▶ Exercise aim:
Using the entries below, show all lines with the string "Progress".

▶ Extracted data:

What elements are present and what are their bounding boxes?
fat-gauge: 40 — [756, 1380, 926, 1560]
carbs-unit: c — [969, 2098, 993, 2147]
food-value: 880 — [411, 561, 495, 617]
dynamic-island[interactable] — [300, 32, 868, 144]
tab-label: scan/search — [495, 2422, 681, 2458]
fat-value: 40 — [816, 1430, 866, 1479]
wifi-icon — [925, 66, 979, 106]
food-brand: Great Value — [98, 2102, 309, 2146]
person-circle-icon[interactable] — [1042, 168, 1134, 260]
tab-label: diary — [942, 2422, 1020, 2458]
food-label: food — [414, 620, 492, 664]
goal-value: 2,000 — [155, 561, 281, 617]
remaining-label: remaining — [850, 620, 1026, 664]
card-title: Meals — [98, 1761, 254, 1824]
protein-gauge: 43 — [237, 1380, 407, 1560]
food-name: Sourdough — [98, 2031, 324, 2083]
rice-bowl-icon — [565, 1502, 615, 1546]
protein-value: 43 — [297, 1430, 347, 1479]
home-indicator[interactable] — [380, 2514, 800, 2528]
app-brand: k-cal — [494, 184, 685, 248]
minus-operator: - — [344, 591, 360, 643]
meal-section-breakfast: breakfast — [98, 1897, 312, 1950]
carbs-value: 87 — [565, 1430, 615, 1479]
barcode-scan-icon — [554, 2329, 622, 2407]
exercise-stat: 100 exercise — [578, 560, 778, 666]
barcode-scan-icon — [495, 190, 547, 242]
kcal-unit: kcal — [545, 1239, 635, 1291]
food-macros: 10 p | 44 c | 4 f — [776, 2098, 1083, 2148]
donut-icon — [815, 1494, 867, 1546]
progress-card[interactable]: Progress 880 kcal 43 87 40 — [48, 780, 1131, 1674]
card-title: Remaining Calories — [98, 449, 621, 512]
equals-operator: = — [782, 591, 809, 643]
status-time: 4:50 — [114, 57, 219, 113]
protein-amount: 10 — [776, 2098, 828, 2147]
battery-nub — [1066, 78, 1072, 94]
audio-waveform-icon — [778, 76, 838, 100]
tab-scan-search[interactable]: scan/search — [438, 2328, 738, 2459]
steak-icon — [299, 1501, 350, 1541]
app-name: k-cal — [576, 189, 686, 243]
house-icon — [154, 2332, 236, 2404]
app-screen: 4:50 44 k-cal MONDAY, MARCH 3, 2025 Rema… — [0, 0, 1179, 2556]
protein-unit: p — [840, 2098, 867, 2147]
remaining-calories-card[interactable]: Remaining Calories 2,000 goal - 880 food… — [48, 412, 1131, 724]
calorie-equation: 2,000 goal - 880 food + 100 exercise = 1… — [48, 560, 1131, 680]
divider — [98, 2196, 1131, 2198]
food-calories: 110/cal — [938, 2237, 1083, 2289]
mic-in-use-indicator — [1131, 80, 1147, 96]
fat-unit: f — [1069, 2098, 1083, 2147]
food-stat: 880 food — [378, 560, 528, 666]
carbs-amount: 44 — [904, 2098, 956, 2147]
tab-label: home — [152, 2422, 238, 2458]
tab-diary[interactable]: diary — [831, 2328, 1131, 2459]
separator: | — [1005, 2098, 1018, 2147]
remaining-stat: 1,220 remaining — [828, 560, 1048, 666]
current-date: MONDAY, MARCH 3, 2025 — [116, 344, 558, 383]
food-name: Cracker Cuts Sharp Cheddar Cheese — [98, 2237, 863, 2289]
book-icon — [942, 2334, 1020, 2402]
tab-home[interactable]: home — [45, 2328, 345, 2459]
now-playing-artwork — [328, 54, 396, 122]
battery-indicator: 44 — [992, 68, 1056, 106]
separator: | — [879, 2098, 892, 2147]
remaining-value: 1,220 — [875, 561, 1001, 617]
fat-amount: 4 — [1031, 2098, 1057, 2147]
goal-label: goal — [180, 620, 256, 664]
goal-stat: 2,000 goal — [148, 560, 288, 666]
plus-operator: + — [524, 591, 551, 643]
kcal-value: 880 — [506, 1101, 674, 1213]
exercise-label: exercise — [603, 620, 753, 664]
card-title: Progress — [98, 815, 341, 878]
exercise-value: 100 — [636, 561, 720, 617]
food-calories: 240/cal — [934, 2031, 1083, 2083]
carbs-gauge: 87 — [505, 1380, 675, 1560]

▶ Task solution:
progress-card[interactable]: Progress 880 kcal 43 87 40 — [48, 780, 1131, 1674]
card-title: Progress — [98, 815, 341, 878]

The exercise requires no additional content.